■ **Data for this task**
=======
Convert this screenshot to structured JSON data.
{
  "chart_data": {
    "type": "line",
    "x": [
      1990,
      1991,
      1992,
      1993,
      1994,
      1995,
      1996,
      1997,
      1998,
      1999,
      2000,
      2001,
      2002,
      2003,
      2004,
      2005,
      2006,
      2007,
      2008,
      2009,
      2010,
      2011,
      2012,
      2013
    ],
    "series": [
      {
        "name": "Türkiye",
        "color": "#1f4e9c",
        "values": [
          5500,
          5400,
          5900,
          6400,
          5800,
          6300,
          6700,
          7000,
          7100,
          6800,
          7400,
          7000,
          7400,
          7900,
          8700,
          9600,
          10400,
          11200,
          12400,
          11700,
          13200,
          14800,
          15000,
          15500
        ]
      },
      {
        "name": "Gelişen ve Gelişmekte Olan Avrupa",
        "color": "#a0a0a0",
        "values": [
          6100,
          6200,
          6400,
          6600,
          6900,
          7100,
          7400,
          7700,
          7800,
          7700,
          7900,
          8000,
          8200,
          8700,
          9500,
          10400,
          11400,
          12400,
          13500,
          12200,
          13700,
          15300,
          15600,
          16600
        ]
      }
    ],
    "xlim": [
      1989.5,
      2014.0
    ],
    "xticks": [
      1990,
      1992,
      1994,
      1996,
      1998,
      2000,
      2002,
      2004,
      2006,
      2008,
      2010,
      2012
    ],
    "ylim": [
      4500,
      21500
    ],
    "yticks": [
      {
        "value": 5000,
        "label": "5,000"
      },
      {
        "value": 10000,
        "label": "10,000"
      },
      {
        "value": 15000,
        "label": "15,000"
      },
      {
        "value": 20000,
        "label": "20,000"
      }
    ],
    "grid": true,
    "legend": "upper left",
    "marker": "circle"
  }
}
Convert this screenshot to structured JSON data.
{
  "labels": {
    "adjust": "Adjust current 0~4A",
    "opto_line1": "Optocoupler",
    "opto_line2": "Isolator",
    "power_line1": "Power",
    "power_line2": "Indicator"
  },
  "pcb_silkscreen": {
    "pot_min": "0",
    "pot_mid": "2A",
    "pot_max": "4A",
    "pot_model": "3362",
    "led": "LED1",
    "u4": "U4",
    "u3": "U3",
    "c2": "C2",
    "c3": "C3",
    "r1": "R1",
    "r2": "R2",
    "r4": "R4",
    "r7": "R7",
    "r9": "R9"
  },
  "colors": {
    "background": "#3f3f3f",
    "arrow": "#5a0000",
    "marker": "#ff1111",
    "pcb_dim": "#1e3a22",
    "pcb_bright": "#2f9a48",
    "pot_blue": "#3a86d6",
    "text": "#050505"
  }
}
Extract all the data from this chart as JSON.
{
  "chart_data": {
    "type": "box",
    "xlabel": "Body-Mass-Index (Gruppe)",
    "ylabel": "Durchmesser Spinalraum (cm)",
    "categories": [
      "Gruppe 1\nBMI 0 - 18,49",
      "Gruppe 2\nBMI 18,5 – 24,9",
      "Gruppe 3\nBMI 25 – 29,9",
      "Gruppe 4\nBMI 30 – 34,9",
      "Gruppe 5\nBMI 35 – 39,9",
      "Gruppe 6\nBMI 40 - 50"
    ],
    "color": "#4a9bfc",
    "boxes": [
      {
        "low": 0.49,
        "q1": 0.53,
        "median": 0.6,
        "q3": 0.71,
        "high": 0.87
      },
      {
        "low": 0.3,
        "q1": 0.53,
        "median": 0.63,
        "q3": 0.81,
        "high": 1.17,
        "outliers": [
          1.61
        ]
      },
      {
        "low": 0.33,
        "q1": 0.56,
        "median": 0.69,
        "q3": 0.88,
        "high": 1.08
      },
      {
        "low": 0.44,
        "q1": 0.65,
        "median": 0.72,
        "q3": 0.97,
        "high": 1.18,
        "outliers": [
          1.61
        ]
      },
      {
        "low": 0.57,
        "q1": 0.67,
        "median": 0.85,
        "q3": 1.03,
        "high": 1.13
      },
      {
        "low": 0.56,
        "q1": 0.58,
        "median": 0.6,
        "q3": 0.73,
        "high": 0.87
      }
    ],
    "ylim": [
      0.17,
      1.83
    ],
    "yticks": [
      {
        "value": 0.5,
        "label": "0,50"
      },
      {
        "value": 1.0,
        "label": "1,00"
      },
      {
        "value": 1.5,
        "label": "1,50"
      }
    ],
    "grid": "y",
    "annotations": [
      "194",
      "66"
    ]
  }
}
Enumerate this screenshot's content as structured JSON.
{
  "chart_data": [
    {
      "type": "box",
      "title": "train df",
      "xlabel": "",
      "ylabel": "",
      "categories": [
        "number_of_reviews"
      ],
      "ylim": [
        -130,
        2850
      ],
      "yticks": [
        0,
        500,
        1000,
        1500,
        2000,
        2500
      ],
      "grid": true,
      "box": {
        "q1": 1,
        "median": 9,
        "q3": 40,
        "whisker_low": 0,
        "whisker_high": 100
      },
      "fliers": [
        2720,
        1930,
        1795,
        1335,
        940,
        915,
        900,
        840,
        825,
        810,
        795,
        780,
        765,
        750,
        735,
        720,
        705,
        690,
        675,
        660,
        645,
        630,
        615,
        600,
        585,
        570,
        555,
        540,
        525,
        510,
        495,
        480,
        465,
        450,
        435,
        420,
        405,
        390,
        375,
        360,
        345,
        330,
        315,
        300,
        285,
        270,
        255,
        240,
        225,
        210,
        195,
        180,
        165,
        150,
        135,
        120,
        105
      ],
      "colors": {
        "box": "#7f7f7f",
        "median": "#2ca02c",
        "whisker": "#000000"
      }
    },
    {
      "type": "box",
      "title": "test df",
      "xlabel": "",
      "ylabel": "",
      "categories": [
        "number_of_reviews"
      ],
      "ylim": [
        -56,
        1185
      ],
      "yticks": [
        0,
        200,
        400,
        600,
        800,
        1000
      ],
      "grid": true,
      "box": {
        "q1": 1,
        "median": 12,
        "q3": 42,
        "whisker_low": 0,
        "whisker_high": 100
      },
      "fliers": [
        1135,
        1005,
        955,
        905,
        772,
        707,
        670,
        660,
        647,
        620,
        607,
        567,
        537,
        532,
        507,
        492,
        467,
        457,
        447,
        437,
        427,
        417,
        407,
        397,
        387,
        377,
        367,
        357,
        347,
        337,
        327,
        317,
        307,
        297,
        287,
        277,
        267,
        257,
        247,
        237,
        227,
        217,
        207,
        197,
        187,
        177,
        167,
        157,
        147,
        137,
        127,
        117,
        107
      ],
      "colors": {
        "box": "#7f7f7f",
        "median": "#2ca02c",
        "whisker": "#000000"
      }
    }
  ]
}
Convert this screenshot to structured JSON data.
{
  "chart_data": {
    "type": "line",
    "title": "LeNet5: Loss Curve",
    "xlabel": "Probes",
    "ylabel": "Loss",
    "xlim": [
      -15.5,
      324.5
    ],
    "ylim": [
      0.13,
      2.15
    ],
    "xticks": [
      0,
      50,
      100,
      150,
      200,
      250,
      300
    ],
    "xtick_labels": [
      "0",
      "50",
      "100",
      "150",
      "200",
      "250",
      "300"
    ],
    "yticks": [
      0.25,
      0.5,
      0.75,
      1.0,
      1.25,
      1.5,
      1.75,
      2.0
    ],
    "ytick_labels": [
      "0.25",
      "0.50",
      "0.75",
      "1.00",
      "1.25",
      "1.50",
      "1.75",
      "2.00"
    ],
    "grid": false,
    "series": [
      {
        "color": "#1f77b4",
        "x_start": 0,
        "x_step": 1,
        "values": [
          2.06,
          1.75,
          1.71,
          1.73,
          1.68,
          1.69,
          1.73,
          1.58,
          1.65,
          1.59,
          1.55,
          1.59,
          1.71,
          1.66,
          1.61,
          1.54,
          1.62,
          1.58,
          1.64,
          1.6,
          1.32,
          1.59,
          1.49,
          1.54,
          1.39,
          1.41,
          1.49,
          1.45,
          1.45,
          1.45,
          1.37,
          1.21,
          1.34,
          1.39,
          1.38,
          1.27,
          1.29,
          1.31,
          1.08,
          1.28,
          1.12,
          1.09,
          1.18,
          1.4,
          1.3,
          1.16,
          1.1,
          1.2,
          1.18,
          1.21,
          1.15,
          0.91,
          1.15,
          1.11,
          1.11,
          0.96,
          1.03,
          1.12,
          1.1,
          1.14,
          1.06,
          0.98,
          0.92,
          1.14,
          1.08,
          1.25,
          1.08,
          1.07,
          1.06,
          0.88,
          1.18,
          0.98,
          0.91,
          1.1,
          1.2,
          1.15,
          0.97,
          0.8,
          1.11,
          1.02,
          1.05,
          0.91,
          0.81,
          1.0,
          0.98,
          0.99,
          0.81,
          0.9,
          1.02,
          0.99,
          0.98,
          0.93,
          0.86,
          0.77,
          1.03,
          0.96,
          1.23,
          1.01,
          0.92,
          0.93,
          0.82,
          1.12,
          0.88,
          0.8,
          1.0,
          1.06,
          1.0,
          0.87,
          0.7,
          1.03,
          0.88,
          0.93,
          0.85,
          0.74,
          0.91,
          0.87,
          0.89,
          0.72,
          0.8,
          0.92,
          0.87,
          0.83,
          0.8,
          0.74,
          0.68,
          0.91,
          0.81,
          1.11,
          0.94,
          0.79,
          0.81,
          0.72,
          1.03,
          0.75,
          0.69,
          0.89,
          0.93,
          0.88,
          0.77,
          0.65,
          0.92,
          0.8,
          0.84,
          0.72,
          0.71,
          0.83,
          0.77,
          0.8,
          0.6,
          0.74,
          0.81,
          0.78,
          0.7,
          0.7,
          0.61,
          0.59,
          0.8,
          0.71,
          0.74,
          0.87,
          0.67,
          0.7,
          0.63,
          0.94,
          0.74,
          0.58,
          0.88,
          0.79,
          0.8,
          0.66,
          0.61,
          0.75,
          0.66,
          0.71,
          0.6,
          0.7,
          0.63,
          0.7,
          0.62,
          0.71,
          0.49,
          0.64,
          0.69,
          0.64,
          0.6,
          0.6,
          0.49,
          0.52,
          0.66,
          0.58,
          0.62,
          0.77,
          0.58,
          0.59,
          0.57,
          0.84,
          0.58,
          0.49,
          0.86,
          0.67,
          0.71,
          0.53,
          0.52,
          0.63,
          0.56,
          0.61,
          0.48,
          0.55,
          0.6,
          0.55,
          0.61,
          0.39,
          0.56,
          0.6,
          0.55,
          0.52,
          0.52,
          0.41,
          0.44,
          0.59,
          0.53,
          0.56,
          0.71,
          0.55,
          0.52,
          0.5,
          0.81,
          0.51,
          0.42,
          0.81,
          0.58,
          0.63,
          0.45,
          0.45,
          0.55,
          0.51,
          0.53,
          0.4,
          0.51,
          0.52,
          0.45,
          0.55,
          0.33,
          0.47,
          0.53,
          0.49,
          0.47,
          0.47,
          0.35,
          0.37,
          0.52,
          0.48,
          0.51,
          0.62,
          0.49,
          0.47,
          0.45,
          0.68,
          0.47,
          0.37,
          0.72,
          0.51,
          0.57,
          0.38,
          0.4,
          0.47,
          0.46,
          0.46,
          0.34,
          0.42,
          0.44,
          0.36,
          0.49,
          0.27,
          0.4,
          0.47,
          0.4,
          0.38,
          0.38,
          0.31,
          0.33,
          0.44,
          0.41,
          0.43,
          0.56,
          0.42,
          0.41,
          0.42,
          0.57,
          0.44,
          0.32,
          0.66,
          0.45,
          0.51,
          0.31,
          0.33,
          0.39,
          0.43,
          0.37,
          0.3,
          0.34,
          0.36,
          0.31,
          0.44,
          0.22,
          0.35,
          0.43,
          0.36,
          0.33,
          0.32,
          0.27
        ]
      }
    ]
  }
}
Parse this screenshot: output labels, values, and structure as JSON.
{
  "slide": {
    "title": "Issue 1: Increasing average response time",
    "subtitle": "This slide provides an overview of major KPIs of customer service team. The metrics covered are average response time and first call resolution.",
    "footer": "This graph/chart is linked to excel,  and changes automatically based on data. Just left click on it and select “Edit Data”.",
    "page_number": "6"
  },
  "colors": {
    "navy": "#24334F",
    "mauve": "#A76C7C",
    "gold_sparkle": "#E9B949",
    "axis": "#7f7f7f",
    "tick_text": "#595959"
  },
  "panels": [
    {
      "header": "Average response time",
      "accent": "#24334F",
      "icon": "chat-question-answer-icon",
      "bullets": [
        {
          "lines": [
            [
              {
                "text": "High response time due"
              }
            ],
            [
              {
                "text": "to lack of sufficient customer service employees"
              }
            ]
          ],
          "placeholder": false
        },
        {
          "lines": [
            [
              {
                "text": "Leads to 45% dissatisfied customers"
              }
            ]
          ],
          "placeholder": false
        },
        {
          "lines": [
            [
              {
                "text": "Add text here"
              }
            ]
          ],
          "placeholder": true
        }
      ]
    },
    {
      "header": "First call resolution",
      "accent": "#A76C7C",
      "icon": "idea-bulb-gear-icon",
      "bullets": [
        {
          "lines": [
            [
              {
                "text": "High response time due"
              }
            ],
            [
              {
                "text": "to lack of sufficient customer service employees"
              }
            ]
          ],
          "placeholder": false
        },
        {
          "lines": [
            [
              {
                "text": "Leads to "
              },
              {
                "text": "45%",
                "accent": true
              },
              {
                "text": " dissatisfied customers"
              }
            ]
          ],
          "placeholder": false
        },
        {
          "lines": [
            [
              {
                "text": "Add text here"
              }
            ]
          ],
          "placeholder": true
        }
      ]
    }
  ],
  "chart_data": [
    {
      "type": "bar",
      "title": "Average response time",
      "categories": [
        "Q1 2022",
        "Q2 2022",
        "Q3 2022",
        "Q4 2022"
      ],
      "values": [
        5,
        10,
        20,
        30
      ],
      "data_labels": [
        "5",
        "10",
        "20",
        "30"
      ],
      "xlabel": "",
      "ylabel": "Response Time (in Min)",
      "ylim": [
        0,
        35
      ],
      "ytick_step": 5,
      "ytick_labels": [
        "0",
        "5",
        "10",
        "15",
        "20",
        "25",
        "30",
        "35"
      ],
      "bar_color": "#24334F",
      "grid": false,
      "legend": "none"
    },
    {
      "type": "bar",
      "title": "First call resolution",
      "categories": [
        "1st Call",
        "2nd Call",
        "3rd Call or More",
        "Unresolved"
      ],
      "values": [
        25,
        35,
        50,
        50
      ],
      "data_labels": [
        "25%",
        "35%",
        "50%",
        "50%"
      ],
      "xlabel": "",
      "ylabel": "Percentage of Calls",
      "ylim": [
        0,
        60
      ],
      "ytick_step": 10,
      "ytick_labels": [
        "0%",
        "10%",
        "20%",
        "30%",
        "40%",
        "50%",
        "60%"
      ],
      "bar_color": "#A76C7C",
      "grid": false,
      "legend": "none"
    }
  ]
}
=======
Check each line above for the string "customers" and report how many lines have it, giving only the number.

■ **Result below**
2